▶ What to do
Search the records for the word "this" and report each line that has it.

=-=-=

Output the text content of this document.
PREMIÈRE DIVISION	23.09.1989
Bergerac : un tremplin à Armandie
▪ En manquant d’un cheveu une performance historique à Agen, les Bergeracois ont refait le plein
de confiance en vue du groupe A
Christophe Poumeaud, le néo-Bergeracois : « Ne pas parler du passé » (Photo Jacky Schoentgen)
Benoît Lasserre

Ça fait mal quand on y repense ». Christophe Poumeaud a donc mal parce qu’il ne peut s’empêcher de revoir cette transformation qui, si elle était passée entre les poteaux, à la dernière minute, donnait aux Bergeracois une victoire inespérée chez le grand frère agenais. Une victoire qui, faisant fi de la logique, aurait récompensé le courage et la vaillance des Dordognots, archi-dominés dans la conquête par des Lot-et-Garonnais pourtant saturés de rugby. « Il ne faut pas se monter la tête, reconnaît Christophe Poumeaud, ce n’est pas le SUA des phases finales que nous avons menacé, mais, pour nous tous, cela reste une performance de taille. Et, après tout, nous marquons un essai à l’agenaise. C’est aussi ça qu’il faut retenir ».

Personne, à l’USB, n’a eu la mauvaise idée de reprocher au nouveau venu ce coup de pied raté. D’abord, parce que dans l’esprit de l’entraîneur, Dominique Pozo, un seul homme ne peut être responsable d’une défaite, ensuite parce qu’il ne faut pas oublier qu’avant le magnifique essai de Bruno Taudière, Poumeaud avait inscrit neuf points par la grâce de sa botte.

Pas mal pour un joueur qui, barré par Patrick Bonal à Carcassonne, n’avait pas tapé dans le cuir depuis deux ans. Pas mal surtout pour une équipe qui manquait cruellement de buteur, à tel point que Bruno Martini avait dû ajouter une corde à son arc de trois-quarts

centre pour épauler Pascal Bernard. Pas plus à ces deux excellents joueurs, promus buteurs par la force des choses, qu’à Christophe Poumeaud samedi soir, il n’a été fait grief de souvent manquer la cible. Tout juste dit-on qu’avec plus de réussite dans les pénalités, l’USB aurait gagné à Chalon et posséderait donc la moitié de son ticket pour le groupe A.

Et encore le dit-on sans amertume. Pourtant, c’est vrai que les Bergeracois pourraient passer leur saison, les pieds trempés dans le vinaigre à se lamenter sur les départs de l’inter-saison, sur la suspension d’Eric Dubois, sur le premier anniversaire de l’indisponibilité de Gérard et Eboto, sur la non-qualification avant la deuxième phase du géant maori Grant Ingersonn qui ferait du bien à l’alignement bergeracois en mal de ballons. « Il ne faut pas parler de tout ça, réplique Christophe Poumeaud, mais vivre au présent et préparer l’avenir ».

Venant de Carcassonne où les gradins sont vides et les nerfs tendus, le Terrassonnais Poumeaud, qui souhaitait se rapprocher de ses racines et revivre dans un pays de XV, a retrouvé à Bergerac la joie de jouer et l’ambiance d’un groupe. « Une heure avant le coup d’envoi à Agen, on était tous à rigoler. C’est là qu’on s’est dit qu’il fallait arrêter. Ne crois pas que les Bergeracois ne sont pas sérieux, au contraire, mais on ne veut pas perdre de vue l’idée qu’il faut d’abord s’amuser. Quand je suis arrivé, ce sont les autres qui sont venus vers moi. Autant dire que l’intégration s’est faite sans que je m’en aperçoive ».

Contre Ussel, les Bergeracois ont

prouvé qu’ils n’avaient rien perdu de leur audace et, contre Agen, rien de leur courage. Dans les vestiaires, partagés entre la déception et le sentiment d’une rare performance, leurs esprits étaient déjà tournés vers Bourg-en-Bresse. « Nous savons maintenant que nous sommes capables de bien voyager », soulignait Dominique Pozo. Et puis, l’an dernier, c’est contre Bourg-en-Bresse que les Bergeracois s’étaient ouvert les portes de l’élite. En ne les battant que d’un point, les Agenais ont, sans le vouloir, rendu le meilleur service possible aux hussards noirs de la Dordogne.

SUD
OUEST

=-=-=

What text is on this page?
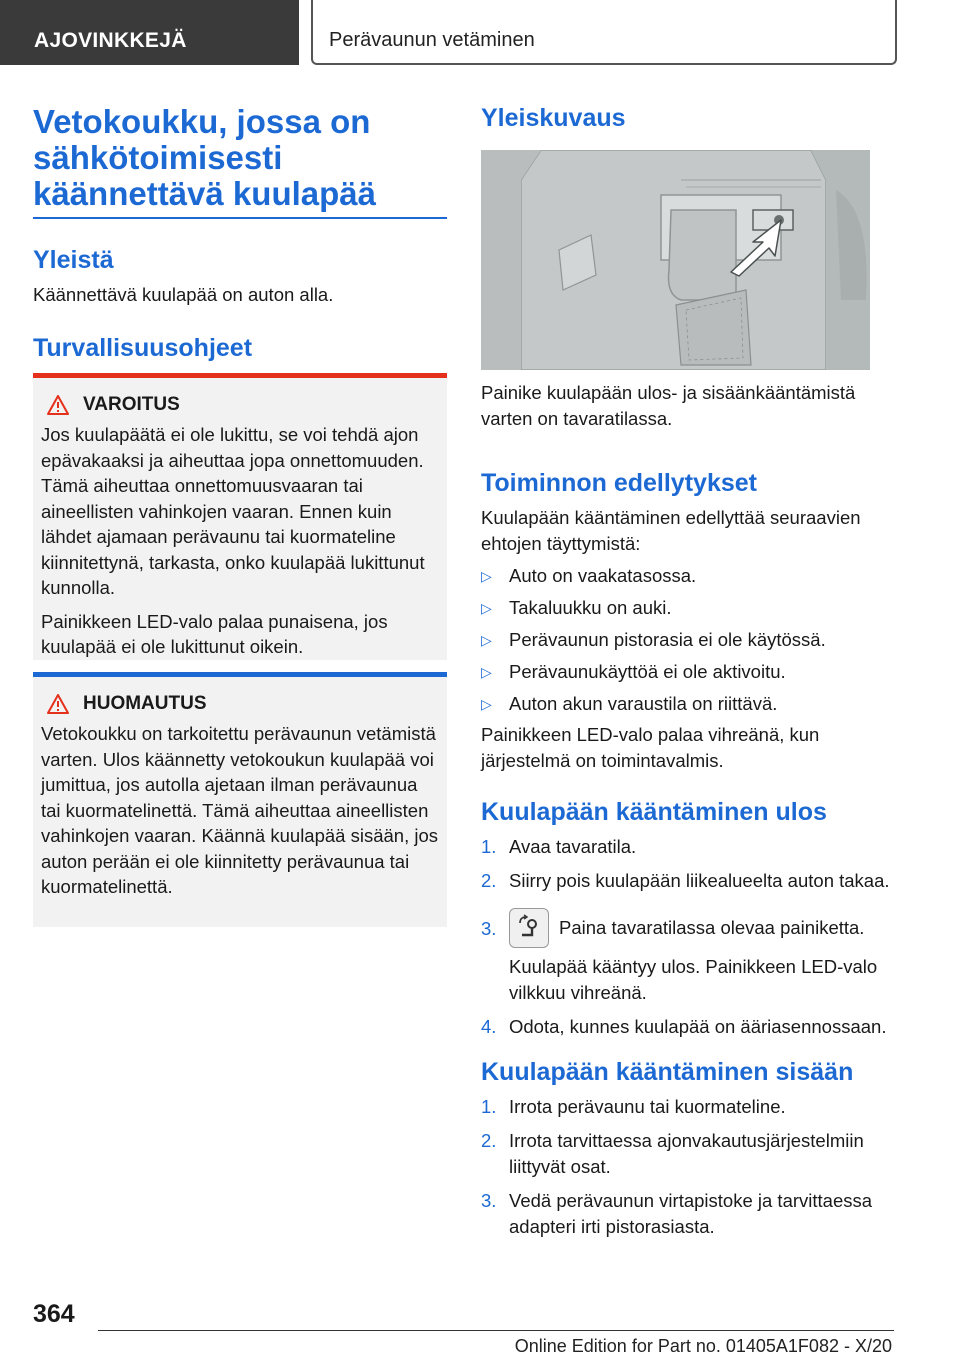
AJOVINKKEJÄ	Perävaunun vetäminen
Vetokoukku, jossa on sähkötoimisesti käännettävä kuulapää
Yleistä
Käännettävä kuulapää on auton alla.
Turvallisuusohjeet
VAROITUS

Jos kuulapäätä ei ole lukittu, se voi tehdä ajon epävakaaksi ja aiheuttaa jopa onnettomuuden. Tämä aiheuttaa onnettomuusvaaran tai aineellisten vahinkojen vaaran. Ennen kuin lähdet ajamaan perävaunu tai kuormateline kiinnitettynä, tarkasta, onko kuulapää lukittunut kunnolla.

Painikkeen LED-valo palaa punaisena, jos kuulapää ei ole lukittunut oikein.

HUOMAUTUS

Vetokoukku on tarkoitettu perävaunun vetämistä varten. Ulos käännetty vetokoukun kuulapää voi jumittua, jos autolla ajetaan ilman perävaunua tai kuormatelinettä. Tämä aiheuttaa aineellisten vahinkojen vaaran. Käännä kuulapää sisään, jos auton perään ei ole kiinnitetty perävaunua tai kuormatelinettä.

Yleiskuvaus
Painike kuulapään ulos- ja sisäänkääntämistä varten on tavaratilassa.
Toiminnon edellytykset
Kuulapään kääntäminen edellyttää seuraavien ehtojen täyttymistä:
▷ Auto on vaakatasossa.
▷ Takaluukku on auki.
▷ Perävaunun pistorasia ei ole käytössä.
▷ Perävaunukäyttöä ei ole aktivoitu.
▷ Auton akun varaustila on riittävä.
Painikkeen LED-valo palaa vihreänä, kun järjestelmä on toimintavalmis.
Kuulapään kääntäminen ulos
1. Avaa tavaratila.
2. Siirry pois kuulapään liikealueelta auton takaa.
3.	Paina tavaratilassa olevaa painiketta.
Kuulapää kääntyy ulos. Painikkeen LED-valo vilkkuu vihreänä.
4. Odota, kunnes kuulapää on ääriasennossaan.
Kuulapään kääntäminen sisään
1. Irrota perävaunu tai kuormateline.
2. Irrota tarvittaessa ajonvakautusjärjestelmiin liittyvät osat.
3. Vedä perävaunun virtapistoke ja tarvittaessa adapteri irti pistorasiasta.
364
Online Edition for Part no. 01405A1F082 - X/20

=-=-=

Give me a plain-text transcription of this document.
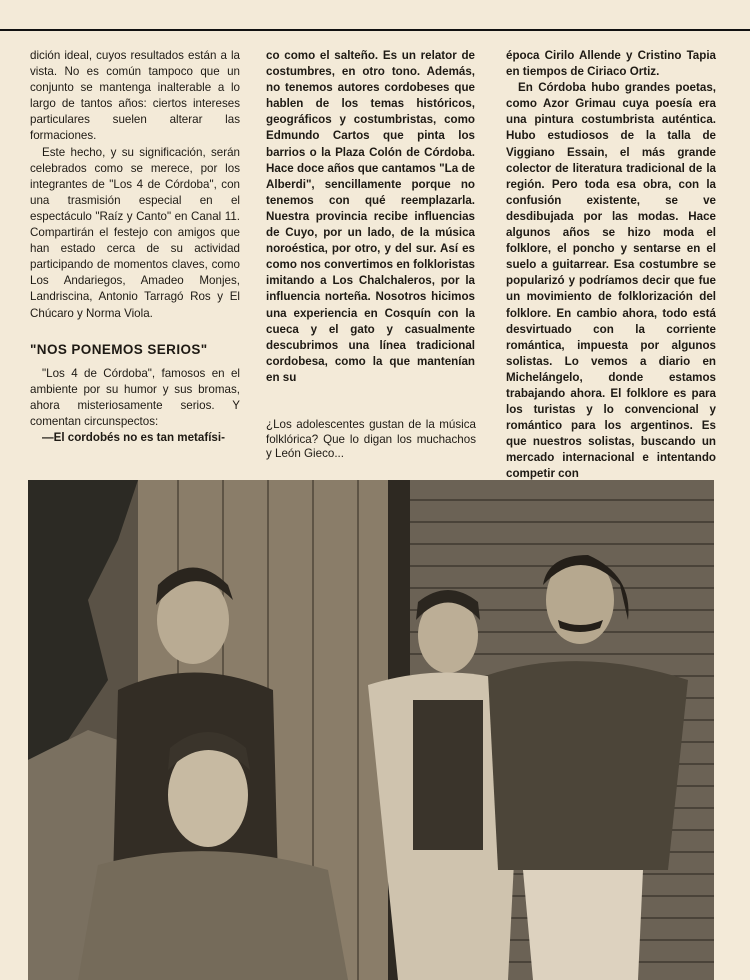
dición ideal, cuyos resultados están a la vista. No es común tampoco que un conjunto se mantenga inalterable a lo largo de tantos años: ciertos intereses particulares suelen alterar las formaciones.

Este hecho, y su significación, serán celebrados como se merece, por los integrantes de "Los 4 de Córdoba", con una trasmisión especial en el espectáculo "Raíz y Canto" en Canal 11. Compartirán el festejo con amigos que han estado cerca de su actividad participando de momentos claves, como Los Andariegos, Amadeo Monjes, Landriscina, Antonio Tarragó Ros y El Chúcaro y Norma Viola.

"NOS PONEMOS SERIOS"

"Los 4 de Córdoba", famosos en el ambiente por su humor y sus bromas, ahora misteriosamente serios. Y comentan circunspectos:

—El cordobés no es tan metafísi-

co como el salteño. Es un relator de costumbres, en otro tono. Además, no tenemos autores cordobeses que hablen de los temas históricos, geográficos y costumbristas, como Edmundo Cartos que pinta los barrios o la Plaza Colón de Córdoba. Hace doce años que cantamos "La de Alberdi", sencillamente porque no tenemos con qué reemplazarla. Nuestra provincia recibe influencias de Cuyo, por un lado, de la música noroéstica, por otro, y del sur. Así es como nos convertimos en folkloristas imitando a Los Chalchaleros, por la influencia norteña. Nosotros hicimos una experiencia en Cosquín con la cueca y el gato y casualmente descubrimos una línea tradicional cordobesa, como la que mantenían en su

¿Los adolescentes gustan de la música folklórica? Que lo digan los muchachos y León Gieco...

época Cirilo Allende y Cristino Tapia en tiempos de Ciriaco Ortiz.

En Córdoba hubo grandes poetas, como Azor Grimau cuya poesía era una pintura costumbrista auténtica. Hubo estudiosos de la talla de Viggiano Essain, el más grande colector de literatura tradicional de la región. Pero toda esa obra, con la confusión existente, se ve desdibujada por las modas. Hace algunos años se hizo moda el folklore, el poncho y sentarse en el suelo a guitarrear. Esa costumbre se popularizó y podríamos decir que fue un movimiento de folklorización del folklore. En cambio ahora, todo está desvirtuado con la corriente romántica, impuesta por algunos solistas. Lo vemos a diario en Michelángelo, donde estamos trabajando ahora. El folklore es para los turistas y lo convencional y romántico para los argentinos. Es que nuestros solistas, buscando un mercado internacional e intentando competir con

=-=-=

▶ Reply to the task
Output the text content of this document.
What text is on this page?
Give me a plain-text transcription of this document.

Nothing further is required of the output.